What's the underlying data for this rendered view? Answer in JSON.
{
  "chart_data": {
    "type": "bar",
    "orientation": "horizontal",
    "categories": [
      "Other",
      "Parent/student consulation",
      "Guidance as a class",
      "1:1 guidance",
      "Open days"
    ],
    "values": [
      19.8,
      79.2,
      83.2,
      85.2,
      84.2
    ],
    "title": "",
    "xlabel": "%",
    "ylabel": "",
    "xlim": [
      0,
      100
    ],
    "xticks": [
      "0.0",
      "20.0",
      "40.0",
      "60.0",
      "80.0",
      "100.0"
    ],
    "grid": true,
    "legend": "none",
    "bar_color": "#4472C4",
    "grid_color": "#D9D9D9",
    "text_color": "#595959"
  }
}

• [Goal] Reproduce each record exactly, leaving nothing out.

• [Response to this exercise]
What's the underlying data for this rendered view? Answer in JSON.
{
  "chart_data": {
    "type": "bar",
    "orientation": "horizontal",
    "categories": [
      "Other",
      "Parent/student consulation",
      "Guidance as a class",
      "1:1 guidance",
      "Open days"
    ],
    "values": [
      19.8,
      79.2,
      83.2,
      85.2,
      84.2
    ],
    "title": "",
    "xlabel": "%",
    "ylabel": "",
    "xlim": [
      0,
      100
    ],
    "xticks": [
      "0.0",
      "20.0",
      "40.0",
      "60.0",
      "80.0",
      "100.0"
    ],
    "grid": true,
    "legend": "none",
    "bar_color": "#4472C4",
    "grid_color": "#D9D9D9",
    "text_color": "#595959"
  }
}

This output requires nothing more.